Aim of the exercise
Return each line that holds the word "page".

Dataset content
--- Begin ---

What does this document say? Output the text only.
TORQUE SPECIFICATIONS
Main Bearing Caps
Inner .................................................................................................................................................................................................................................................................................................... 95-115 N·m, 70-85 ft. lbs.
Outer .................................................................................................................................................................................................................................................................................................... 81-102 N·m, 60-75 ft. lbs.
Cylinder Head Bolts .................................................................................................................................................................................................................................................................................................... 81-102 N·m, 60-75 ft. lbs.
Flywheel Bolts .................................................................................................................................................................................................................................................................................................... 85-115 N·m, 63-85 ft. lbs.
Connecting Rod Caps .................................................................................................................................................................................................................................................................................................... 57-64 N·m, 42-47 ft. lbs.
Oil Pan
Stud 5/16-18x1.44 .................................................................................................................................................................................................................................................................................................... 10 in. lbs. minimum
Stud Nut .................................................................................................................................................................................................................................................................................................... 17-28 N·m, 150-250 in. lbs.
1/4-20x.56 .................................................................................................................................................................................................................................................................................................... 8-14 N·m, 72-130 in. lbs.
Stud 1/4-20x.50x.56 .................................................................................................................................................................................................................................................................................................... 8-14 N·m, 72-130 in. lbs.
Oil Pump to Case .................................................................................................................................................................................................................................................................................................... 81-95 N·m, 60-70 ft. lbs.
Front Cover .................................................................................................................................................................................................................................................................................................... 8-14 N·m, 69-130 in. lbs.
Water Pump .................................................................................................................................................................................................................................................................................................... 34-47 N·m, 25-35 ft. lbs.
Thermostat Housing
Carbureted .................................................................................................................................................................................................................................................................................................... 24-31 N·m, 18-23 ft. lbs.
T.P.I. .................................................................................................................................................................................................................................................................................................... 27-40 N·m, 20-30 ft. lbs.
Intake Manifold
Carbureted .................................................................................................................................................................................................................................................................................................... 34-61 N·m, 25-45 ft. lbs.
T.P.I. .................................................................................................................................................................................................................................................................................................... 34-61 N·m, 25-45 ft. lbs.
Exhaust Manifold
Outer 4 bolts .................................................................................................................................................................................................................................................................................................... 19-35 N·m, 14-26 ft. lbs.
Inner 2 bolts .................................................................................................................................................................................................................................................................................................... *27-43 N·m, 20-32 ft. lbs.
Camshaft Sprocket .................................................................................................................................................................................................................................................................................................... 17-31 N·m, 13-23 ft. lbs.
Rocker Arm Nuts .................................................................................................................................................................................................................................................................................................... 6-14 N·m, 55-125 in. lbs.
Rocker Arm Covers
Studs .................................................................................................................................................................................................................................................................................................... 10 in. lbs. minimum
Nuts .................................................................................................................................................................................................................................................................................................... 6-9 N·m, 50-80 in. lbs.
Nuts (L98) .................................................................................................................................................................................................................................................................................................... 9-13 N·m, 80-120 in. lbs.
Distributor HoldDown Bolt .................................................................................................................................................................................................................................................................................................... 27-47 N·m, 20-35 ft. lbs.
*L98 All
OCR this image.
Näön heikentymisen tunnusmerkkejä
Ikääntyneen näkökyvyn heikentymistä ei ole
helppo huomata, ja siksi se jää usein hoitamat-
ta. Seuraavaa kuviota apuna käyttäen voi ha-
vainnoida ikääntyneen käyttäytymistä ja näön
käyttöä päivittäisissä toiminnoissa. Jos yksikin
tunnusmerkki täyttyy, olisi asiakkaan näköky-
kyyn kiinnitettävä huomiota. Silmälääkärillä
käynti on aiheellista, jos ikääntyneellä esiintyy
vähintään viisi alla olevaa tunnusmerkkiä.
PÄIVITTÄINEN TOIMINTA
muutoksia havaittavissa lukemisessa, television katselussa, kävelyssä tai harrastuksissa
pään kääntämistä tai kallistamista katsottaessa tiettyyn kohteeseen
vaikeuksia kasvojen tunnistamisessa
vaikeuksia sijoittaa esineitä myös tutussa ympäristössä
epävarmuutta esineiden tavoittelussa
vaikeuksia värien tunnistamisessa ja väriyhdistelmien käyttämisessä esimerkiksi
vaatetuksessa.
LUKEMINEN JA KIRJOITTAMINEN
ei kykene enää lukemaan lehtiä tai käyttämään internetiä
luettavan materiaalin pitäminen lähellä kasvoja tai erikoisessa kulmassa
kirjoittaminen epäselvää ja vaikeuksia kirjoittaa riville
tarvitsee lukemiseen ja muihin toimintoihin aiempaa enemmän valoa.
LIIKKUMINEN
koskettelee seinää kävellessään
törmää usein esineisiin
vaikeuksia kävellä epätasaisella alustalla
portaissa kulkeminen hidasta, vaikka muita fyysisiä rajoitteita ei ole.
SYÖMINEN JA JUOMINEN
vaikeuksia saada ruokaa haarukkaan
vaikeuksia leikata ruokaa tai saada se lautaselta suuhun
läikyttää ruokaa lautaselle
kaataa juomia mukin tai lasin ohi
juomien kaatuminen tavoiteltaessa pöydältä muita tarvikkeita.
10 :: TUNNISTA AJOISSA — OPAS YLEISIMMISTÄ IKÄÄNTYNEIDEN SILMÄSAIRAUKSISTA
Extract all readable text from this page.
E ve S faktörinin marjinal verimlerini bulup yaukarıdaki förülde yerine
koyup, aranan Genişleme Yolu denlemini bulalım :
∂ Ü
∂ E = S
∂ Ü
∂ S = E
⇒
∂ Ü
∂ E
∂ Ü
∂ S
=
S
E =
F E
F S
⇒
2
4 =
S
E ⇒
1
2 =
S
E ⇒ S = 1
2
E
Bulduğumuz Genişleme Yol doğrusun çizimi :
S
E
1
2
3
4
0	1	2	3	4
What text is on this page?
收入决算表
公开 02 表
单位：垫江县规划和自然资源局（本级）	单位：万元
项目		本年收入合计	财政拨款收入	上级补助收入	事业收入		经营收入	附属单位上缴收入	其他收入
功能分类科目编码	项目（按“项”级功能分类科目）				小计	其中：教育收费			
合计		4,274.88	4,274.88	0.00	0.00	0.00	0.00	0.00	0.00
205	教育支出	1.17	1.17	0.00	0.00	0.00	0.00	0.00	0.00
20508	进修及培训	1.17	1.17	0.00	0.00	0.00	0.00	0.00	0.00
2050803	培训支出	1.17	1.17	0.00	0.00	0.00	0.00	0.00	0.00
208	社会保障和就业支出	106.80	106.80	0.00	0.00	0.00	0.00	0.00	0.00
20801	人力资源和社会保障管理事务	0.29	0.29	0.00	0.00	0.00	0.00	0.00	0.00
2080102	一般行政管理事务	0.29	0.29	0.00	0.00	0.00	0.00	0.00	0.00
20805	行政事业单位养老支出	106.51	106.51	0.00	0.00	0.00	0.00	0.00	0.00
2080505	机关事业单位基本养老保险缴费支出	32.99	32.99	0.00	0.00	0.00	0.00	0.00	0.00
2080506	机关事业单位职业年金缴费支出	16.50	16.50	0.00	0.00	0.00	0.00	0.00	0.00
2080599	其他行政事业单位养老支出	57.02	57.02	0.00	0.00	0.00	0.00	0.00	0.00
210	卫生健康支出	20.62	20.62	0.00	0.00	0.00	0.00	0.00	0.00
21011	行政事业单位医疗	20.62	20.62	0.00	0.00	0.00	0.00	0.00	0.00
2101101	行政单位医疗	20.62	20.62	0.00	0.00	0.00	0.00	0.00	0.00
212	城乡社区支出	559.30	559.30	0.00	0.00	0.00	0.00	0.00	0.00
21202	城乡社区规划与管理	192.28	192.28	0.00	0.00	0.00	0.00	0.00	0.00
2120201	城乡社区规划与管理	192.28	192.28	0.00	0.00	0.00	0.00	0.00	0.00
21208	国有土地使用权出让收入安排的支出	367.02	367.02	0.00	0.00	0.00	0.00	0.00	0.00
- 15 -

--- End ---

Correct result
Extract all readable text from this page.
What text is on this page?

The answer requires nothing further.